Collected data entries
%%
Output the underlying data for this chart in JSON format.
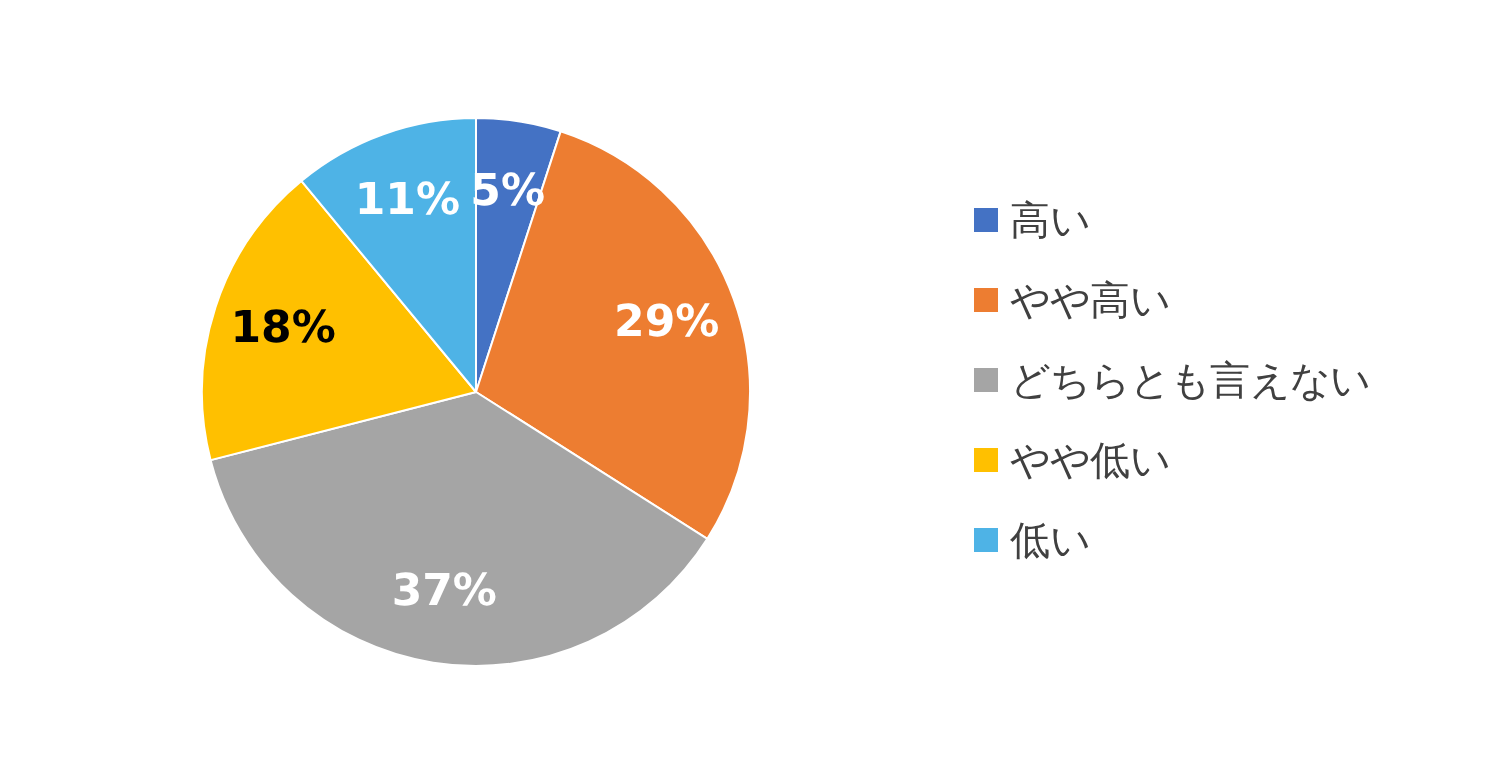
{
  "chart_data": {
    "type": "pie",
    "categories": [
      "高い",
      "やや高い",
      "どちらとも言えない",
      "やや低い",
      "低い"
    ],
    "values": [
      5,
      29,
      37,
      18,
      11
    ],
    "colors": [
      "#4472c4",
      "#ed7d31",
      "#a5a5a5",
      "#ffc000",
      "#4eb3e6"
    ],
    "value_labels": [
      "5%",
      "29%",
      "37%",
      "18%",
      "11%"
    ],
    "legend": "right"
  }
}
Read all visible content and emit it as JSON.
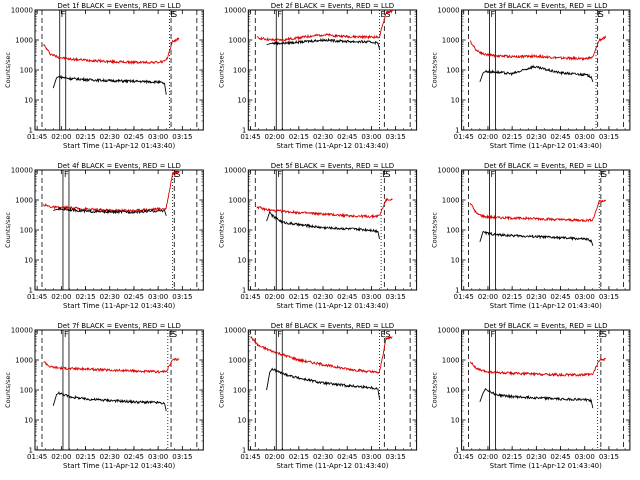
{
  "figure": {
    "background": "#ffffff",
    "axis_color": "#000000",
    "events_color": "#000000",
    "lld_color": "#dd0000"
  },
  "chart_data": [
    {
      "type": "line",
      "title": "Det 1f BLACK = Events, RED = LLD",
      "xlabel": "Start Time (11-Apr-12 01:43:40)",
      "ylabel": "Counts/sec",
      "xlim": [
        "01:43:40",
        "03:28:00"
      ],
      "ylim": [
        1,
        10000
      ],
      "yscale": "log",
      "x_ticks": [
        "01:45",
        "02:00",
        "02:15",
        "02:30",
        "02:45",
        "03:00",
        "03:15"
      ],
      "y_ticks": [
        "1",
        "10",
        "100",
        "1000",
        "10000"
      ],
      "markers": [
        {
          "label": "E",
          "time": "03:07:00",
          "style": "dotted"
        },
        {
          "label": "F",
          "time": "01:59:00",
          "style": "solid"
        },
        {
          "label": "S",
          "time": "03:08:00",
          "style": "dashed"
        }
      ],
      "extra_lines": [
        {
          "time": "01:48:00",
          "style": "dashed"
        },
        {
          "time": "03:24:00",
          "style": "dashed"
        }
      ],
      "series": [
        {
          "color": "#dd0000",
          "x": [
            "01:49:00",
            "01:53:00",
            "01:58:00",
            "02:05:00",
            "02:15:00",
            "02:30:00",
            "02:45:00",
            "03:00:00",
            "03:05:00",
            "03:09:00",
            "03:13:00"
          ],
          "y": [
            700,
            350,
            270,
            230,
            215,
            190,
            180,
            180,
            200,
            900,
            1100
          ]
        },
        {
          "color": "#000000",
          "x": [
            "01:55:00",
            "01:57:00",
            "01:58:30",
            "02:05:00",
            "02:15:00",
            "02:30:00",
            "02:45:00",
            "03:00:00",
            "03:04:00",
            "03:05:00"
          ],
          "y": [
            25,
            55,
            60,
            52,
            48,
            44,
            42,
            40,
            35,
            15
          ]
        }
      ]
    },
    {
      "type": "line",
      "title": "Det 2f BLACK = Events, RED = LLD",
      "xlabel": "Start Time (11-Apr-12 01:43:40)",
      "ylabel": "Counts/sec",
      "xlim": [
        "01:43:40",
        "03:28:00"
      ],
      "ylim": [
        1,
        10000
      ],
      "yscale": "log",
      "x_ticks": [
        "01:45",
        "02:00",
        "02:15",
        "02:30",
        "02:45",
        "03:00",
        "03:15"
      ],
      "y_ticks": [
        "1",
        "10",
        "100",
        "1000",
        "10000"
      ],
      "markers": [
        {
          "label": "E",
          "time": "03:05:00",
          "style": "dotted"
        },
        {
          "label": "F",
          "time": "02:01:00",
          "style": "solid"
        },
        {
          "label": "S",
          "time": "03:08:00",
          "style": "dashed"
        }
      ],
      "extra_lines": [
        {
          "time": "01:48:00",
          "style": "dashed"
        },
        {
          "time": "03:24:00",
          "style": "dashed"
        }
      ],
      "series": [
        {
          "color": "#dd0000",
          "x": [
            "01:49:00",
            "01:53:00",
            "01:58:00",
            "02:05:00",
            "02:15:00",
            "02:30:00",
            "02:45:00",
            "03:00:00",
            "03:05:00",
            "03:09:00",
            "03:13:00"
          ],
          "y": [
            1200,
            1100,
            1000,
            1000,
            1200,
            1500,
            1300,
            1250,
            1250,
            8000,
            9000
          ]
        },
        {
          "color": "#000000",
          "x": [
            "01:55:00",
            "01:57:00",
            "01:58:30",
            "02:05:00",
            "02:15:00",
            "02:30:00",
            "02:45:00",
            "03:00:00",
            "03:04:00",
            "03:05:00"
          ],
          "y": [
            700,
            750,
            780,
            780,
            850,
            1000,
            900,
            850,
            800,
            500
          ]
        }
      ]
    },
    {
      "type": "line",
      "title": "Det 3f BLACK = Events, RED = LLD",
      "xlabel": "Start Time (11-Apr-12 01:43:40)",
      "ylabel": "Counts/sec",
      "xlim": [
        "01:43:40",
        "03:28:00"
      ],
      "ylim": [
        1,
        10000
      ],
      "yscale": "log",
      "x_ticks": [
        "01:45",
        "02:00",
        "02:15",
        "02:30",
        "02:45",
        "03:00",
        "03:15"
      ],
      "y_ticks": [
        "1",
        "10",
        "100",
        "1000",
        "10000"
      ],
      "markers": [
        {
          "label": "E",
          "time": "03:07:00",
          "style": "dotted"
        },
        {
          "label": "F",
          "time": "02:01:00",
          "style": "solid"
        },
        {
          "label": "S",
          "time": "03:08:00",
          "style": "dashed"
        }
      ],
      "extra_lines": [
        {
          "time": "01:48:00",
          "style": "dashed"
        },
        {
          "time": "03:24:00",
          "style": "dashed"
        }
      ],
      "series": [
        {
          "color": "#dd0000",
          "x": [
            "01:49:00",
            "01:53:00",
            "01:58:00",
            "02:05:00",
            "02:15:00",
            "02:30:00",
            "02:45:00",
            "03:00:00",
            "03:05:00",
            "03:09:00",
            "03:13:00"
          ],
          "y": [
            900,
            450,
            330,
            300,
            280,
            290,
            250,
            240,
            260,
            1000,
            1200
          ]
        },
        {
          "color": "#000000",
          "x": [
            "01:55:00",
            "01:57:00",
            "01:58:30",
            "02:05:00",
            "02:15:00",
            "02:20:00",
            "02:28:00",
            "02:45:00",
            "03:00:00",
            "03:04:00",
            "03:05:00"
          ],
          "y": [
            40,
            80,
            90,
            85,
            75,
            90,
            130,
            80,
            70,
            60,
            40
          ]
        }
      ]
    },
    {
      "type": "line",
      "title": "Det 4f BLACK = Events, RED = LLD",
      "xlabel": "Start Time (11-Apr-12 01:43:40)",
      "ylabel": "Counts/sec",
      "xlim": [
        "01:43:40",
        "03:28:00"
      ],
      "ylim": [
        1,
        10000
      ],
      "yscale": "log",
      "x_ticks": [
        "01:45",
        "02:00",
        "02:15",
        "02:30",
        "02:45",
        "03:00",
        "03:15"
      ],
      "y_ticks": [
        "1",
        "10",
        "100",
        "1000",
        "10000"
      ],
      "markers": [
        {
          "label": "E",
          "time": "03:09:00",
          "style": "dotted"
        },
        {
          "label": "F",
          "time": "02:01:00",
          "style": "solid"
        },
        {
          "label": "S",
          "time": "03:10:00",
          "style": "dashed"
        }
      ],
      "extra_lines": [
        {
          "time": "01:48:00",
          "style": "dashed"
        },
        {
          "time": "03:24:00",
          "style": "dashed"
        }
      ],
      "series": [
        {
          "color": "#dd0000",
          "x": [
            "01:49:00",
            "01:53:00",
            "01:58:00",
            "02:05:00",
            "02:15:00",
            "02:30:00",
            "02:45:00",
            "03:00:00",
            "03:05:00",
            "03:09:00",
            "03:13:00"
          ],
          "y": [
            700,
            600,
            550,
            550,
            500,
            450,
            450,
            500,
            520,
            8000,
            9000
          ]
        },
        {
          "color": "#000000",
          "x": [
            "01:55:00",
            "01:57:00",
            "01:58:30",
            "02:05:00",
            "02:15:00",
            "02:30:00",
            "02:45:00",
            "03:00:00",
            "03:04:00",
            "03:05:00"
          ],
          "y": [
            450,
            480,
            500,
            480,
            420,
            400,
            400,
            430,
            450,
            300
          ]
        }
      ]
    },
    {
      "type": "line",
      "title": "Det 5f BLACK = Events, RED = LLD",
      "xlabel": "Start Time (11-Apr-12 01:43:40)",
      "ylabel": "Counts/sec",
      "xlim": [
        "01:43:40",
        "03:28:00"
      ],
      "ylim": [
        1,
        10000
      ],
      "yscale": "log",
      "x_ticks": [
        "01:45",
        "02:00",
        "02:15",
        "02:30",
        "02:45",
        "03:00",
        "03:15"
      ],
      "y_ticks": [
        "1",
        "10",
        "100",
        "1000",
        "10000"
      ],
      "markers": [
        {
          "label": "E",
          "time": "03:06:00",
          "style": "dotted"
        },
        {
          "label": "F",
          "time": "02:01:00",
          "style": "solid"
        },
        {
          "label": "S",
          "time": "03:08:00",
          "style": "dashed"
        }
      ],
      "extra_lines": [
        {
          "time": "01:48:00",
          "style": "dashed"
        },
        {
          "time": "03:24:00",
          "style": "dashed"
        }
      ],
      "series": [
        {
          "color": "#dd0000",
          "x": [
            "01:49:00",
            "01:53:00",
            "01:58:00",
            "02:05:00",
            "02:15:00",
            "02:30:00",
            "02:45:00",
            "03:00:00",
            "03:05:00",
            "03:09:00",
            "03:13:00"
          ],
          "y": [
            600,
            500,
            450,
            420,
            380,
            340,
            300,
            280,
            300,
            1000,
            1100
          ]
        },
        {
          "color": "#000000",
          "x": [
            "01:55:00",
            "01:57:00",
            "01:58:30",
            "02:05:00",
            "02:15:00",
            "02:30:00",
            "02:45:00",
            "03:00:00",
            "03:04:00",
            "03:05:00"
          ],
          "y": [
            200,
            400,
            300,
            180,
            150,
            120,
            110,
            100,
            90,
            50
          ]
        }
      ]
    },
    {
      "type": "line",
      "title": "Det 6f BLACK = Events, RED = LLD",
      "xlabel": "Start Time (11-Apr-12 01:43:40)",
      "ylabel": "Counts/sec",
      "xlim": [
        "01:43:40",
        "03:28:00"
      ],
      "ylim": [
        1,
        10000
      ],
      "yscale": "log",
      "x_ticks": [
        "01:45",
        "02:00",
        "02:15",
        "02:30",
        "02:45",
        "03:00",
        "03:15"
      ],
      "y_ticks": [
        "1",
        "10",
        "100",
        "1000",
        "10000"
      ],
      "markers": [
        {
          "label": "E",
          "time": "03:09:00",
          "style": "dotted"
        },
        {
          "label": "F",
          "time": "02:01:00",
          "style": "solid"
        },
        {
          "label": "S",
          "time": "03:10:00",
          "style": "dashed"
        }
      ],
      "extra_lines": [
        {
          "time": "01:48:00",
          "style": "dashed"
        },
        {
          "time": "03:24:00",
          "style": "dashed"
        }
      ],
      "series": [
        {
          "color": "#dd0000",
          "x": [
            "01:49:00",
            "01:53:00",
            "01:58:00",
            "02:05:00",
            "02:15:00",
            "02:30:00",
            "02:45:00",
            "03:00:00",
            "03:05:00",
            "03:09:00",
            "03:13:00"
          ],
          "y": [
            800,
            350,
            280,
            260,
            250,
            240,
            220,
            210,
            220,
            900,
            1000
          ]
        },
        {
          "color": "#000000",
          "x": [
            "01:55:00",
            "01:57:00",
            "01:58:30",
            "02:05:00",
            "02:15:00",
            "02:30:00",
            "02:45:00",
            "03:00:00",
            "03:04:00",
            "03:05:00"
          ],
          "y": [
            40,
            90,
            80,
            70,
            65,
            60,
            55,
            50,
            45,
            30
          ]
        }
      ]
    },
    {
      "type": "line",
      "title": "Det 7f BLACK = Events, RED = LLD",
      "xlabel": "Start Time (11-Apr-12 01:43:40)",
      "ylabel": "Counts/sec",
      "xlim": [
        "01:43:40",
        "03:28:00"
      ],
      "ylim": [
        1,
        10000
      ],
      "yscale": "log",
      "x_ticks": [
        "01:45",
        "02:00",
        "02:15",
        "02:30",
        "02:45",
        "03:00",
        "03:15"
      ],
      "y_ticks": [
        "1",
        "10",
        "100",
        "1000",
        "10000"
      ],
      "markers": [
        {
          "label": "E",
          "time": "03:06:00",
          "style": "dotted"
        },
        {
          "label": "F",
          "time": "02:01:00",
          "style": "solid"
        },
        {
          "label": "S",
          "time": "03:08:00",
          "style": "dashed"
        }
      ],
      "extra_lines": [
        {
          "time": "01:48:00",
          "style": "dashed"
        },
        {
          "time": "03:24:00",
          "style": "dashed"
        }
      ],
      "series": [
        {
          "color": "#dd0000",
          "x": [
            "01:49:00",
            "01:53:00",
            "01:58:00",
            "02:05:00",
            "02:15:00",
            "02:30:00",
            "02:45:00",
            "03:00:00",
            "03:05:00",
            "03:09:00",
            "03:13:00"
          ],
          "y": [
            900,
            600,
            550,
            520,
            500,
            460,
            430,
            400,
            420,
            1000,
            1100
          ]
        },
        {
          "color": "#000000",
          "x": [
            "01:55:00",
            "01:57:00",
            "01:58:30",
            "02:05:00",
            "02:15:00",
            "02:30:00",
            "02:45:00",
            "03:00:00",
            "03:04:00",
            "03:05:00"
          ],
          "y": [
            30,
            70,
            80,
            60,
            50,
            45,
            40,
            38,
            35,
            20
          ]
        }
      ]
    },
    {
      "type": "line",
      "title": "Det 8f BLACK = Events, RED = LLD",
      "xlabel": "Start Time (11-Apr-12 01:43:40)",
      "ylabel": "Counts/sec",
      "xlim": [
        "01:43:40",
        "03:28:00"
      ],
      "ylim": [
        1,
        10000
      ],
      "yscale": "log",
      "x_ticks": [
        "01:45",
        "02:00",
        "02:15",
        "02:30",
        "02:45",
        "03:00",
        "03:15"
      ],
      "y_ticks": [
        "1",
        "10",
        "100",
        "1000",
        "10000"
      ],
      "markers": [
        {
          "label": "E",
          "time": "03:05:00",
          "style": "dotted"
        },
        {
          "label": "F",
          "time": "02:01:00",
          "style": "solid"
        },
        {
          "label": "S",
          "time": "03:08:00",
          "style": "dashed"
        }
      ],
      "extra_lines": [
        {
          "time": "01:48:00",
          "style": "dashed"
        },
        {
          "time": "03:24:00",
          "style": "dashed"
        }
      ],
      "series": [
        {
          "color": "#dd0000",
          "x": [
            "01:45:00",
            "01:50:00",
            "01:58:00",
            "02:05:00",
            "02:15:00",
            "02:30:00",
            "02:45:00",
            "03:00:00",
            "03:05:00",
            "03:09:00",
            "03:13:00"
          ],
          "y": [
            6000,
            3000,
            2000,
            1500,
            1000,
            700,
            500,
            400,
            380,
            5000,
            6000
          ]
        },
        {
          "color": "#000000",
          "x": [
            "01:55:00",
            "01:57:00",
            "01:58:30",
            "02:05:00",
            "02:15:00",
            "02:30:00",
            "02:45:00",
            "03:00:00",
            "03:04:00",
            "03:05:00"
          ],
          "y": [
            100,
            400,
            500,
            350,
            250,
            170,
            140,
            120,
            110,
            50
          ]
        }
      ]
    },
    {
      "type": "line",
      "title": "Det 9f BLACK = Events, RED = LLD",
      "xlabel": "Start Time (11-Apr-12 01:43:40)",
      "ylabel": "Counts/sec",
      "xlim": [
        "01:43:40",
        "03:28:00"
      ],
      "ylim": [
        1,
        10000
      ],
      "yscale": "log",
      "x_ticks": [
        "01:45",
        "02:00",
        "02:15",
        "02:30",
        "02:45",
        "03:00",
        "03:15"
      ],
      "y_ticks": [
        "1",
        "10",
        "100",
        "1000",
        "10000"
      ],
      "markers": [
        {
          "label": "E",
          "time": "03:08:00",
          "style": "dotted"
        },
        {
          "label": "F",
          "time": "02:01:00",
          "style": "solid"
        },
        {
          "label": "S",
          "time": "03:10:00",
          "style": "dashed"
        }
      ],
      "extra_lines": [
        {
          "time": "01:48:00",
          "style": "dashed"
        },
        {
          "time": "03:24:00",
          "style": "dashed"
        }
      ],
      "series": [
        {
          "color": "#dd0000",
          "x": [
            "01:49:00",
            "01:53:00",
            "01:58:00",
            "02:05:00",
            "02:15:00",
            "02:30:00",
            "02:45:00",
            "03:00:00",
            "03:05:00",
            "03:09:00",
            "03:13:00"
          ],
          "y": [
            900,
            500,
            420,
            380,
            360,
            340,
            320,
            320,
            330,
            1000,
            1100
          ]
        },
        {
          "color": "#000000",
          "x": [
            "01:55:00",
            "01:57:00",
            "01:58:30",
            "02:05:00",
            "02:15:00",
            "02:30:00",
            "02:45:00",
            "03:00:00",
            "03:04:00",
            "03:05:00"
          ],
          "y": [
            40,
            80,
            110,
            70,
            60,
            55,
            50,
            48,
            45,
            25
          ]
        }
      ]
    }
  ]
}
%%
▸ Prompt
Using the listing above, show every line that includes the string "BLACK".

▸ The answer
      "title": "Det 1f BLACK = Events, RED = LLD",
      "title": "Det 2f BLACK = Events, RED = LLD",
      "title": "Det 3f BLACK = Events, RED = LLD",
      "title": "Det 4f BLACK = Events, RED = LLD",
      "title": "Det 5f BLACK = Events, RED = LLD",
      "title": "Det 6f BLACK = Events, RED = LLD",
      "title": "Det 7f BLACK = Events, RED = LLD",
      "title": "Det 8f BLACK = Events, RED = LLD",
      "title": "Det 9f BLACK = Events, RED = LLD",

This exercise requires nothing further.